(Stored entries)

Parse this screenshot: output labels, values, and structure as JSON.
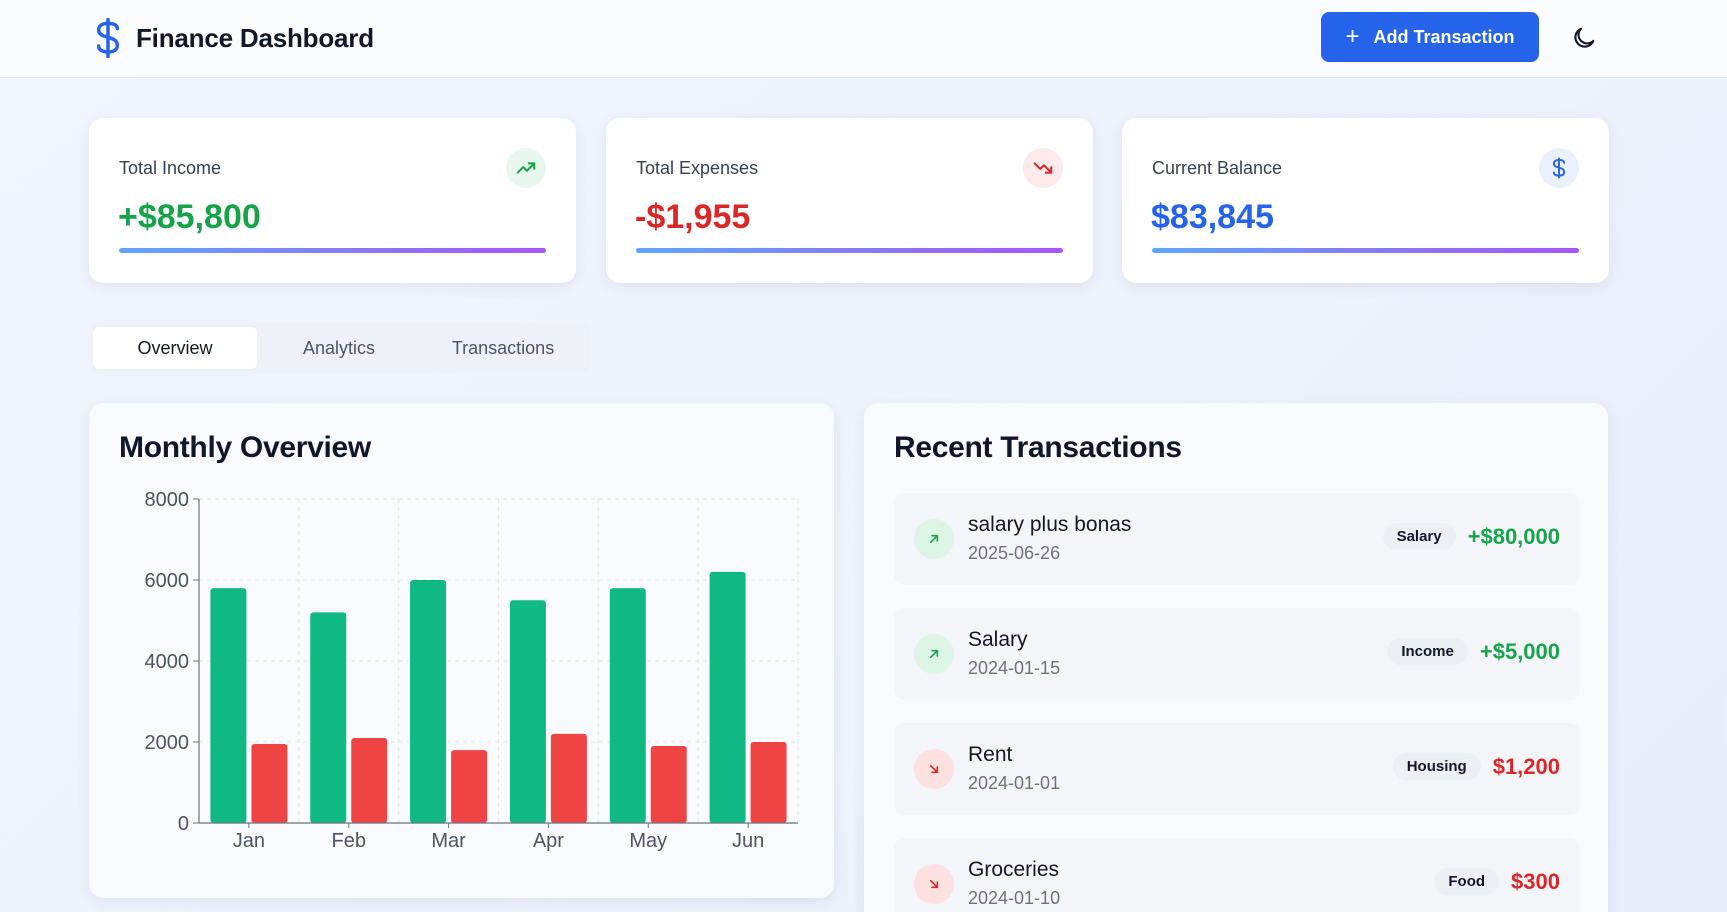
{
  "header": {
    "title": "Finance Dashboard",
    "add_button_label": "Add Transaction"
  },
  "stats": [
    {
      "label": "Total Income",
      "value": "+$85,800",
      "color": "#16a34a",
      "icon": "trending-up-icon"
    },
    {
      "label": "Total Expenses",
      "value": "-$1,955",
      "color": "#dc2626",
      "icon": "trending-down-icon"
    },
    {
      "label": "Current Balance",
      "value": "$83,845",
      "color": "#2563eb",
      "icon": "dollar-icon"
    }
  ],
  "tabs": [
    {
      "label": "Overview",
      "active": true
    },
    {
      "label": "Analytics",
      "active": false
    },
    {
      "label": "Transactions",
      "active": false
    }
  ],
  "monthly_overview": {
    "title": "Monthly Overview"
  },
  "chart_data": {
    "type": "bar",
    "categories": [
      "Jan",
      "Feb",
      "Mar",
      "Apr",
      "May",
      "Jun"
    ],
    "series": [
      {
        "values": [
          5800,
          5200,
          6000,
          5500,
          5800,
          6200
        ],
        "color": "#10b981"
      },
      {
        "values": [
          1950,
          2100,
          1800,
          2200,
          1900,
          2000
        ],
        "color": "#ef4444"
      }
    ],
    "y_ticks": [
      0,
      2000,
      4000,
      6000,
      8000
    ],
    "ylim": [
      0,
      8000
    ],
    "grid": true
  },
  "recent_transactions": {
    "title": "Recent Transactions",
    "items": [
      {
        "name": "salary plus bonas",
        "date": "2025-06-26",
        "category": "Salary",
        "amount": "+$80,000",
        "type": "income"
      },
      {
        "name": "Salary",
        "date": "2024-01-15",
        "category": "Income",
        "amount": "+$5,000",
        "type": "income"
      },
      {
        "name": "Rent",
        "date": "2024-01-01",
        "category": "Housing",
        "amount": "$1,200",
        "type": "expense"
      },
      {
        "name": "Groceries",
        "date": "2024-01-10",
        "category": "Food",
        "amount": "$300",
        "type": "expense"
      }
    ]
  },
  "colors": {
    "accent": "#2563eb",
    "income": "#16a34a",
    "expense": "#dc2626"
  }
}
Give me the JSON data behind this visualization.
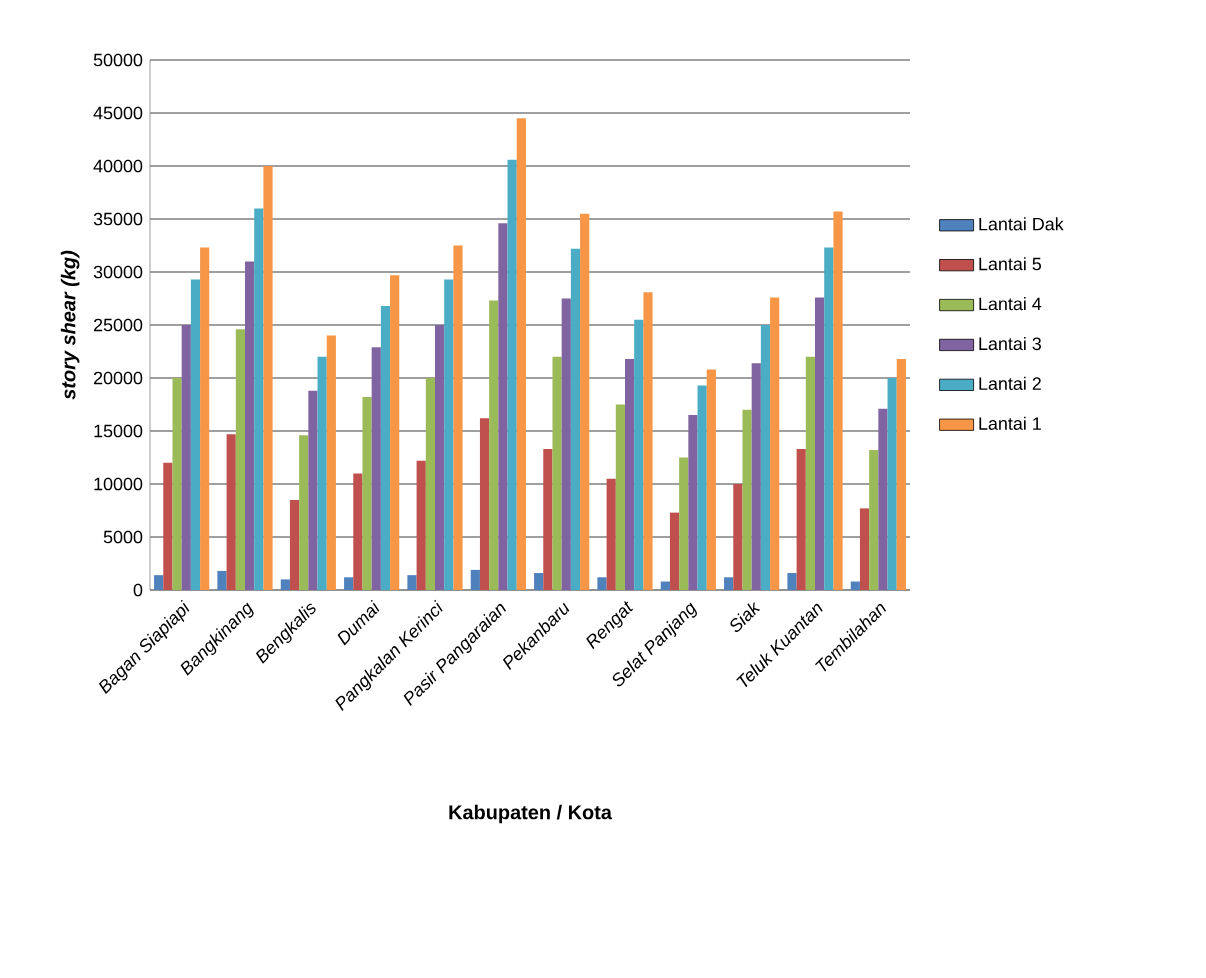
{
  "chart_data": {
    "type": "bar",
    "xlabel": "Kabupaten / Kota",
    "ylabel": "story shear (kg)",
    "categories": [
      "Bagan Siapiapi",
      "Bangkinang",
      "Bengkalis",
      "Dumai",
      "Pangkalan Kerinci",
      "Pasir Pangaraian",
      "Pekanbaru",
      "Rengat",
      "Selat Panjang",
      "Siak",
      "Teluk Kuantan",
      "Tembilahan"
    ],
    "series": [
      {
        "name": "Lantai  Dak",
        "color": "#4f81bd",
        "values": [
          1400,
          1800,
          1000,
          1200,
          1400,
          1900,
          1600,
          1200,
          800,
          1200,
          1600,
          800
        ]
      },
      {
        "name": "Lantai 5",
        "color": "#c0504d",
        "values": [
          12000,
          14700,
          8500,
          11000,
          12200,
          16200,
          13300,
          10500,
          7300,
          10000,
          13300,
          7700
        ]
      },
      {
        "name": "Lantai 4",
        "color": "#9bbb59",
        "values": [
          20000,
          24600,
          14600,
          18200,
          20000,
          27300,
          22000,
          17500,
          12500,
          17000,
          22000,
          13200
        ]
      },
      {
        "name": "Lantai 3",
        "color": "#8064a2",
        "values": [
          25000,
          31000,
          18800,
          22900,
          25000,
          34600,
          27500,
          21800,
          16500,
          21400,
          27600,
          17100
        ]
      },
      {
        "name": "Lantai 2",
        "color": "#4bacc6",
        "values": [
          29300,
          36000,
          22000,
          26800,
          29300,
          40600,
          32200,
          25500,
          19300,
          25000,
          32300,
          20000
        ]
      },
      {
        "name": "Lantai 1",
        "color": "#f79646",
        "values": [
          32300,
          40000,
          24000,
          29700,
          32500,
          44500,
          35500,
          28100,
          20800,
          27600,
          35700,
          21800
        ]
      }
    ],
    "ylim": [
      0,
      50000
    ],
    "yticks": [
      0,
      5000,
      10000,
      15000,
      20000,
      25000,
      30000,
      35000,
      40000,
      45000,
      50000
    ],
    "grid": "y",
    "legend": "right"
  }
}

(GOAL): Write out the data precisely as given, excluding the pictures.

(EXERCISE ANSWER):
Parse this screenshot: output labels, values, and structure as JSON.
{
  "header": {
    "title": "Finance Dashboard",
    "add_button_label": "Add Transaction"
  },
  "stats": [
    {
      "label": "Total Income",
      "value": "+$85,800",
      "color": "#16a34a",
      "icon": "trending-up-icon"
    },
    {
      "label": "Total Expenses",
      "value": "-$1,955",
      "color": "#dc2626",
      "icon": "trending-down-icon"
    },
    {
      "label": "Current Balance",
      "value": "$83,845",
      "color": "#2563eb",
      "icon": "dollar-icon"
    }
  ],
  "tabs": [
    {
      "label": "Overview",
      "active": true
    },
    {
      "label": "Analytics",
      "active": false
    },
    {
      "label": "Transactions",
      "active": false
    }
  ],
  "monthly_overview": {
    "title": "Monthly Overview"
  },
  "chart_data": {
    "type": "bar",
    "categories": [
      "Jan",
      "Feb",
      "Mar",
      "Apr",
      "May",
      "Jun"
    ],
    "series": [
      {
        "values": [
          5800,
          5200,
          6000,
          5500,
          5800,
          6200
        ],
        "color": "#10b981"
      },
      {
        "values": [
          1950,
          2100,
          1800,
          2200,
          1900,
          2000
        ],
        "color": "#ef4444"
      }
    ],
    "y_ticks": [
      0,
      2000,
      4000,
      6000,
      8000
    ],
    "ylim": [
      0,
      8000
    ],
    "grid": true
  },
  "recent_transactions": {
    "title": "Recent Transactions",
    "items": [
      {
        "name": "salary plus bonas",
        "date": "2025-06-26",
        "category": "Salary",
        "amount": "+$80,000",
        "type": "income"
      },
      {
        "name": "Salary",
        "date": "2024-01-15",
        "category": "Income",
        "amount": "+$5,000",
        "type": "income"
      },
      {
        "name": "Rent",
        "date": "2024-01-01",
        "category": "Housing",
        "amount": "$1,200",
        "type": "expense"
      },
      {
        "name": "Groceries",
        "date": "2024-01-10",
        "category": "Food",
        "amount": "$300",
        "type": "expense"
      }
    ]
  },
  "colors": {
    "accent": "#2563eb",
    "income": "#16a34a",
    "expense": "#dc2626"
  }
}
Give me the JSON data behind this visualization.
{
  "chart_data": {
    "type": "bar",
    "xlabel": "Kabupaten / Kota",
    "ylabel": "story shear (kg)",
    "categories": [
      "Bagan Siapiapi",
      "Bangkinang",
      "Bengkalis",
      "Dumai",
      "Pangkalan Kerinci",
      "Pasir Pangaraian",
      "Pekanbaru",
      "Rengat",
      "Selat Panjang",
      "Siak",
      "Teluk Kuantan",
      "Tembilahan"
    ],
    "series": [
      {
        "name": "Lantai  Dak",
        "color": "#4f81bd",
        "values": [
          1400,
          1800,
          1000,
          1200,
          1400,
          1900,
          1600,
          1200,
          800,
          1200,
          1600,
          800
        ]
      },
      {
        "name": "Lantai 5",
        "color": "#c0504d",
        "values": [
          12000,
          14700,
          8500,
          11000,
          12200,
          16200,
          13300,
          10500,
          7300,
          10000,
          13300,
          7700
        ]
      },
      {
        "name": "Lantai 4",
        "color": "#9bbb59",
        "values": [
          20000,
          24600,
          14600,
          18200,
          20000,
          27300,
          22000,
          17500,
          12500,
          17000,
          22000,
          13200
        ]
      },
      {
        "name": "Lantai 3",
        "color": "#8064a2",
        "values": [
          25000,
          31000,
          18800,
          22900,
          25000,
          34600,
          27500,
          21800,
          16500,
          21400,
          27600,
          17100
        ]
      },
      {
        "name": "Lantai 2",
        "color": "#4bacc6",
        "values": [
          29300,
          36000,
          22000,
          26800,
          29300,
          40600,
          32200,
          25500,
          19300,
          25000,
          32300,
          20000
        ]
      },
      {
        "name": "Lantai 1",
        "color": "#f79646",
        "values": [
          32300,
          40000,
          24000,
          29700,
          32500,
          44500,
          35500,
          28100,
          20800,
          27600,
          35700,
          21800
        ]
      }
    ],
    "ylim": [
      0,
      50000
    ],
    "yticks": [
      0,
      5000,
      10000,
      15000,
      20000,
      25000,
      30000,
      35000,
      40000,
      45000,
      50000
    ],
    "grid": "y",
    "legend": "right"
  }
}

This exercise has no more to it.